**Task statement**
Return the listing below exactly, with the pictures dropped.

**Provided data**
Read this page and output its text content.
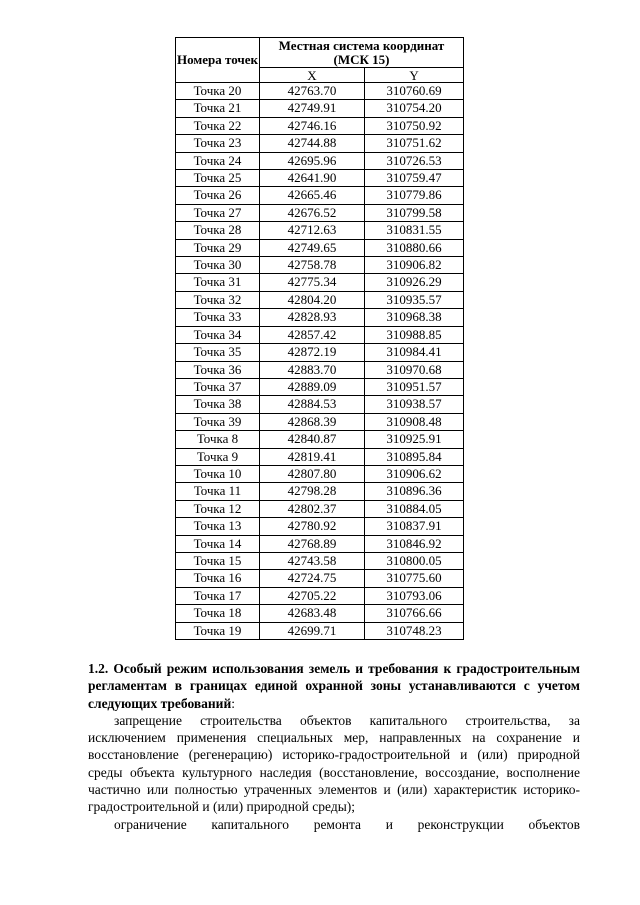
Номера точек	Местная система координат (МСК 15)	
	X	Y
Точка 20	42763.70	310760.69
Точка 21	42749.91	310754.20
Точка 22	42746.16	310750.92
Точка 23	42744.88	310751.62
Точка 24	42695.96	310726.53
Точка 25	42641.90	310759.47
Точка 26	42665.46	310779.86
Точка 27	42676.52	310799.58
Точка 28	42712.63	310831.55
Точка 29	42749.65	310880.66
Точка 30	42758.78	310906.82
Точка 31	42775.34	310926.29
Точка 32	42804.20	310935.57
Точка 33	42828.93	310968.38
Точка 34	42857.42	310988.85
Точка 35	42872.19	310984.41
Точка 36	42883.70	310970.68
Точка 37	42889.09	310951.57
Точка 38	42884.53	310938.57
Точка 39	42868.39	310908.48
Точка 8	42840.87	310925.91
Точка 9	42819.41	310895.84
Точка 10	42807.80	310906.62
Точка 11	42798.28	310896.36
Точка 12	42802.37	310884.05
Точка 13	42780.92	310837.91
Точка 14	42768.89	310846.92
Точка 15	42743.58	310800.05
Точка 16	42724.75	310775.60
Точка 17	42705.22	310793.06
Точка 18	42683.48	310766.66
Точка 19	42699.71	310748.23

1.2. Особый режим использования земель и требования к градостроительным регламентам в границах единой охранной зоны устанавливаются с учетом следующих требований:

запрещение строительства объектов капитального строительства, за исключением применения специальных мер, направленных на сохранение и восстановление (регенерацию) историко-градостроительной и (или) природной среды объекта культурного наследия (восстановление, воссоздание, восполнение частично или полностью утраченных элементов и (или) характеристик историко-градостроительной и (или) природной среды);

ограничение капитального ремонта и реконструкции объектов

**Final result**
Read this page and output its text content.
Номера точек	Местная система координат (МСК 15)	
	X	Y
Точка 20	42763.70	310760.69
Точка 21	42749.91	310754.20
Точка 22	42746.16	310750.92
Точка 23	42744.88	310751.62
Точка 24	42695.96	310726.53
Точка 25	42641.90	310759.47
Точка 26	42665.46	310779.86
Точка 27	42676.52	310799.58
Точка 28	42712.63	310831.55
Точка 29	42749.65	310880.66
Точка 30	42758.78	310906.82
Точка 31	42775.34	310926.29
Точка 32	42804.20	310935.57
Точка 33	42828.93	310968.38
Точка 34	42857.42	310988.85
Точка 35	42872.19	310984.41
Точка 36	42883.70	310970.68
Точка 37	42889.09	310951.57
Точка 38	42884.53	310938.57
Точка 39	42868.39	310908.48
Точка 8	42840.87	310925.91
Точка 9	42819.41	310895.84
Точка 10	42807.80	310906.62
Точка 11	42798.28	310896.36
Точка 12	42802.37	310884.05
Точка 13	42780.92	310837.91
Точка 14	42768.89	310846.92
Точка 15	42743.58	310800.05
Точка 16	42724.75	310775.60
Точка 17	42705.22	310793.06
Точка 18	42683.48	310766.66
Точка 19	42699.71	310748.23

1.2. Особый режим использования земель и требования к градостроительным регламентам в границах единой охранной зоны устанавливаются с учетом следующих требований:

запрещение строительства объектов капитального строительства, за исключением применения специальных мер, направленных на сохранение и восстановление (регенерацию) историко-градостроительной и (или) природной среды объекта культурного наследия (восстановление, воссоздание, восполнение частично или полностью утраченных элементов и (или) характеристик историко-градостроительной и (или) природной среды);

ограничение капитального ремонта и реконструкции объектов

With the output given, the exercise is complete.